[Exercise goal] Repeat the entries below exactly as they appear, with no pictures.

***** Information given *****

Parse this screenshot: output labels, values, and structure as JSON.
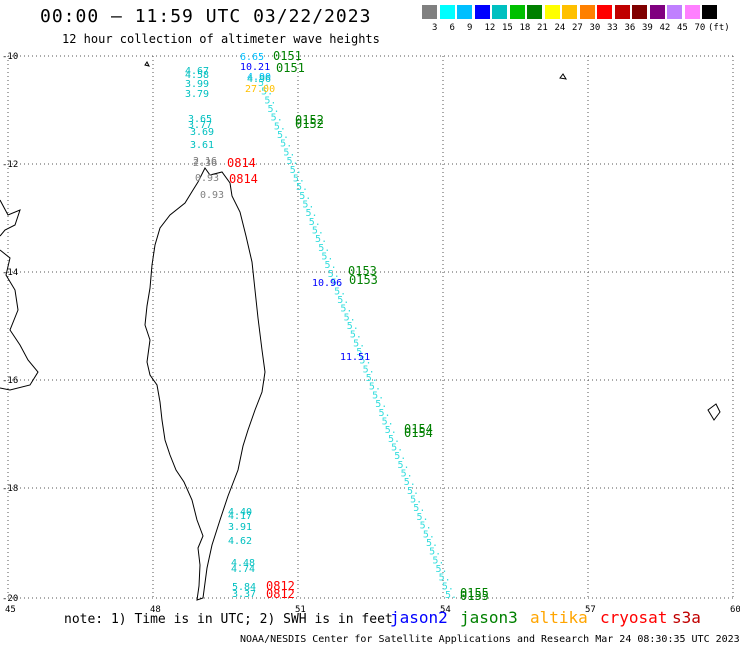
{
  "header": {
    "title": "00:00 – 11:59 UTC 03/22/2023",
    "subtitle": "12 hour collection of altimeter wave heights"
  },
  "scale": {
    "unit": "(ft)",
    "labels": [
      "3",
      "6",
      "9",
      "12",
      "15",
      "18",
      "21",
      "24",
      "27",
      "30",
      "33",
      "36",
      "39",
      "42",
      "45",
      "70"
    ],
    "colors": [
      "#808080",
      "#00ffff",
      "#00bfff",
      "#0000ff",
      "#00c0c0",
      "#00c000",
      "#008000",
      "#ffff00",
      "#ffc000",
      "#ff8000",
      "#ff0000",
      "#c00000",
      "#800000",
      "#800080",
      "#c080ff",
      "#ff80ff",
      "#000000"
    ]
  },
  "map": {
    "lat_ticks": [
      "-10",
      "-12",
      "-14",
      "-16",
      "-18",
      "-20"
    ],
    "lon_ticks": [
      "45",
      "48",
      "51",
      "54",
      "57",
      "60"
    ]
  },
  "track_labels": {
    "times": [
      {
        "text": "0151",
        "color": "#008000"
      },
      {
        "text": "0151",
        "color": "#008000"
      },
      {
        "text": "0152",
        "color": "#008000"
      },
      {
        "text": "0152",
        "color": "#008000"
      },
      {
        "text": "0153",
        "color": "#008000"
      },
      {
        "text": "0153",
        "color": "#008000"
      },
      {
        "text": "0154",
        "color": "#008000"
      },
      {
        "text": "0154",
        "color": "#008000"
      },
      {
        "text": "0155",
        "color": "#008000"
      },
      {
        "text": "0155",
        "color": "#008000"
      },
      {
        "text": "0814",
        "color": "#ff0000"
      },
      {
        "text": "0814",
        "color": "#ff0000"
      },
      {
        "text": "0812",
        "color": "#ff0000"
      },
      {
        "text": "0812",
        "color": "#ff0000"
      }
    ],
    "values": [
      {
        "text": "6.65",
        "color": "#00bfff"
      },
      {
        "text": "10.21",
        "color": "#0000ff"
      },
      {
        "text": "4.90",
        "color": "#00bfff"
      },
      {
        "text": "4.96",
        "color": "#00c0c0"
      },
      {
        "text": "27.00",
        "color": "#ffc000"
      },
      {
        "text": "10.96",
        "color": "#0000ff"
      },
      {
        "text": "11.51",
        "color": "#0000ff"
      },
      {
        "text": "4.67",
        "color": "#00c0c0"
      },
      {
        "text": "4.58",
        "color": "#00c0c0"
      },
      {
        "text": "3.99",
        "color": "#00c0c0"
      },
      {
        "text": "3.79",
        "color": "#00c0c0"
      },
      {
        "text": "3.65",
        "color": "#00c0c0"
      },
      {
        "text": "3.77",
        "color": "#00c0c0"
      },
      {
        "text": "3.69",
        "color": "#00c0c0"
      },
      {
        "text": "3.61",
        "color": "#00c0c0"
      },
      {
        "text": "2.16",
        "color": "#808080"
      },
      {
        "text": "2.36",
        "color": "#808080"
      },
      {
        "text": "0.93",
        "color": "#808080"
      },
      {
        "text": "0.93",
        "color": "#808080"
      },
      {
        "text": "4.40",
        "color": "#00c0c0"
      },
      {
        "text": "4.17",
        "color": "#00c0c0"
      },
      {
        "text": "3.91",
        "color": "#00c0c0"
      },
      {
        "text": "4.62",
        "color": "#00c0c0"
      },
      {
        "text": "4.48",
        "color": "#00c0c0"
      },
      {
        "text": "4.74",
        "color": "#00c0c0"
      },
      {
        "text": "5.84",
        "color": "#00c0c0"
      },
      {
        "text": "3.37",
        "color": "#00c0c0"
      }
    ]
  },
  "footer": {
    "note": "note: 1) Time is in UTC; 2) SWH is in feet",
    "satellites": [
      {
        "name": "jason2",
        "color": "#0000ff"
      },
      {
        "name": "jason3",
        "color": "#008000"
      },
      {
        "name": "altika",
        "color": "#ffa500"
      },
      {
        "name": "cryosat",
        "color": "#ff0000"
      },
      {
        "name": "s3a",
        "color": "#c00000"
      }
    ],
    "credit": "NOAA/NESDIS Center for Satellite Applications and Research    Mar 24 08:30:35 UTC 2023"
  }
}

*****

[Reply to the exercise]
Parse this screenshot: output labels, values, and structure as JSON.
{
  "header": {
    "title": "00:00 – 11:59 UTC 03/22/2023",
    "subtitle": "12 hour collection of altimeter wave heights"
  },
  "scale": {
    "unit": "(ft)",
    "labels": [
      "3",
      "6",
      "9",
      "12",
      "15",
      "18",
      "21",
      "24",
      "27",
      "30",
      "33",
      "36",
      "39",
      "42",
      "45",
      "70"
    ],
    "colors": [
      "#808080",
      "#00ffff",
      "#00bfff",
      "#0000ff",
      "#00c0c0",
      "#00c000",
      "#008000",
      "#ffff00",
      "#ffc000",
      "#ff8000",
      "#ff0000",
      "#c00000",
      "#800000",
      "#800080",
      "#c080ff",
      "#ff80ff",
      "#000000"
    ]
  },
  "map": {
    "lat_ticks": [
      "-10",
      "-12",
      "-14",
      "-16",
      "-18",
      "-20"
    ],
    "lon_ticks": [
      "45",
      "48",
      "51",
      "54",
      "57",
      "60"
    ]
  },
  "track_labels": {
    "times": [
      {
        "text": "0151",
        "color": "#008000"
      },
      {
        "text": "0151",
        "color": "#008000"
      },
      {
        "text": "0152",
        "color": "#008000"
      },
      {
        "text": "0152",
        "color": "#008000"
      },
      {
        "text": "0153",
        "color": "#008000"
      },
      {
        "text": "0153",
        "color": "#008000"
      },
      {
        "text": "0154",
        "color": "#008000"
      },
      {
        "text": "0154",
        "color": "#008000"
      },
      {
        "text": "0155",
        "color": "#008000"
      },
      {
        "text": "0155",
        "color": "#008000"
      },
      {
        "text": "0814",
        "color": "#ff0000"
      },
      {
        "text": "0814",
        "color": "#ff0000"
      },
      {
        "text": "0812",
        "color": "#ff0000"
      },
      {
        "text": "0812",
        "color": "#ff0000"
      }
    ],
    "values": [
      {
        "text": "6.65",
        "color": "#00bfff"
      },
      {
        "text": "10.21",
        "color": "#0000ff"
      },
      {
        "text": "4.90",
        "color": "#00bfff"
      },
      {
        "text": "4.96",
        "color": "#00c0c0"
      },
      {
        "text": "27.00",
        "color": "#ffc000"
      },
      {
        "text": "10.96",
        "color": "#0000ff"
      },
      {
        "text": "11.51",
        "color": "#0000ff"
      },
      {
        "text": "4.67",
        "color": "#00c0c0"
      },
      {
        "text": "4.58",
        "color": "#00c0c0"
      },
      {
        "text": "3.99",
        "color": "#00c0c0"
      },
      {
        "text": "3.79",
        "color": "#00c0c0"
      },
      {
        "text": "3.65",
        "color": "#00c0c0"
      },
      {
        "text": "3.77",
        "color": "#00c0c0"
      },
      {
        "text": "3.69",
        "color": "#00c0c0"
      },
      {
        "text": "3.61",
        "color": "#00c0c0"
      },
      {
        "text": "2.16",
        "color": "#808080"
      },
      {
        "text": "2.36",
        "color": "#808080"
      },
      {
        "text": "0.93",
        "color": "#808080"
      },
      {
        "text": "0.93",
        "color": "#808080"
      },
      {
        "text": "4.40",
        "color": "#00c0c0"
      },
      {
        "text": "4.17",
        "color": "#00c0c0"
      },
      {
        "text": "3.91",
        "color": "#00c0c0"
      },
      {
        "text": "4.62",
        "color": "#00c0c0"
      },
      {
        "text": "4.48",
        "color": "#00c0c0"
      },
      {
        "text": "4.74",
        "color": "#00c0c0"
      },
      {
        "text": "5.84",
        "color": "#00c0c0"
      },
      {
        "text": "3.37",
        "color": "#00c0c0"
      }
    ]
  },
  "footer": {
    "note": "note: 1) Time is in UTC; 2) SWH is in feet",
    "satellites": [
      {
        "name": "jason2",
        "color": "#0000ff"
      },
      {
        "name": "jason3",
        "color": "#008000"
      },
      {
        "name": "altika",
        "color": "#ffa500"
      },
      {
        "name": "cryosat",
        "color": "#ff0000"
      },
      {
        "name": "s3a",
        "color": "#c00000"
      }
    ],
    "credit": "NOAA/NESDIS Center for Satellite Applications and Research    Mar 24 08:30:35 UTC 2023"
  }
}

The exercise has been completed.